** START **

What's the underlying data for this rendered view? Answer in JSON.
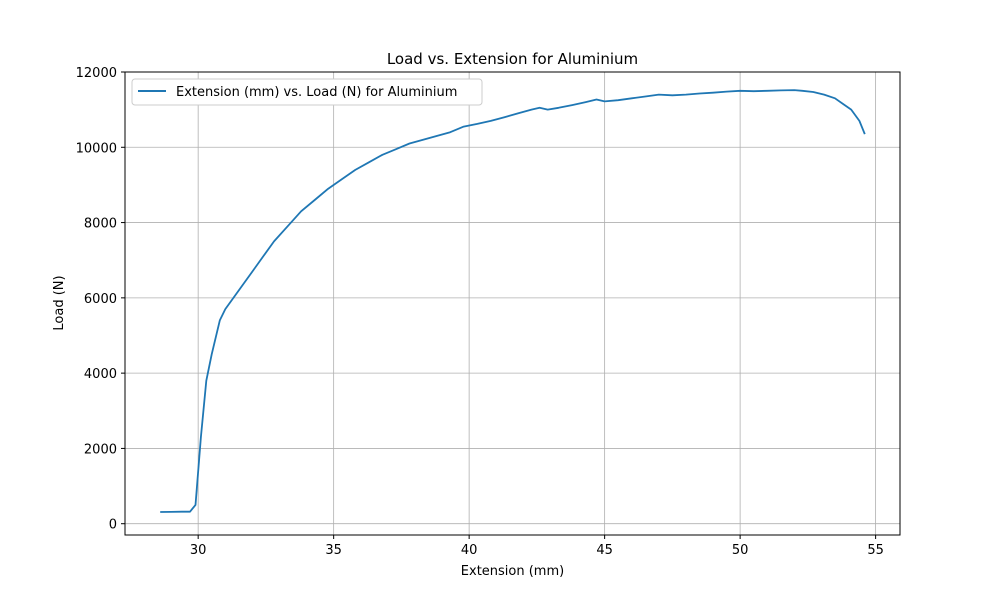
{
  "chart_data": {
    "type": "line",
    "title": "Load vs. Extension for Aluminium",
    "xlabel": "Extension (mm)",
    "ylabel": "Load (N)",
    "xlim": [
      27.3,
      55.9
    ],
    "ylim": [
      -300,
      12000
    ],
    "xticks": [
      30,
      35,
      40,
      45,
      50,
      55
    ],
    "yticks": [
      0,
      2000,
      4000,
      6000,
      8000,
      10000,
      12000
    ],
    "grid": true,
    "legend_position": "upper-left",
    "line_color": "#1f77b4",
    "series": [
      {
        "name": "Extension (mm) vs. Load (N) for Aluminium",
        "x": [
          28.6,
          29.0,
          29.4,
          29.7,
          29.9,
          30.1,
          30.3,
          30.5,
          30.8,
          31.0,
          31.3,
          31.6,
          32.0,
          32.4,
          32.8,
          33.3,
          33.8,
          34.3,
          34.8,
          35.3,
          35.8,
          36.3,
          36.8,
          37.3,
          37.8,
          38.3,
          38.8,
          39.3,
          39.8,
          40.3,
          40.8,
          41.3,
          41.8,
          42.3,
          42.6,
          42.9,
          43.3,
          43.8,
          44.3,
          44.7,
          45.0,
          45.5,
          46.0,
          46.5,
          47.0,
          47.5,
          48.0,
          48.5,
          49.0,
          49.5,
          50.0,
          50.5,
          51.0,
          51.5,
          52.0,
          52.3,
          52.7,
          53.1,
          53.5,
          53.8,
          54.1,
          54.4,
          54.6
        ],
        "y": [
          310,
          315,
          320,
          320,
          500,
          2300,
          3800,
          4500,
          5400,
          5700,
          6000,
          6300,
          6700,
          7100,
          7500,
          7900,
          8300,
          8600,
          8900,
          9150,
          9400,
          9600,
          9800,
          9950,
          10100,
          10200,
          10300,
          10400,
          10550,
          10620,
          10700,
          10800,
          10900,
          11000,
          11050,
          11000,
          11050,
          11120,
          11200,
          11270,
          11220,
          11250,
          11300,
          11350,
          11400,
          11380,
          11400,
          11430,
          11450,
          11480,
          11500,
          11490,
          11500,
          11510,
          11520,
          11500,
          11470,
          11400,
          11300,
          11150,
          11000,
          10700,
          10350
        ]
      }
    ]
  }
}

** END **

Task directions – Pick out every line with the string "Load" and copy it.

Result of this task –
    "title": "Load vs. Extension for Aluminium",
    "ylabel": "Load (N)",
        "name": "Extension (mm) vs. Load (N) for Aluminium",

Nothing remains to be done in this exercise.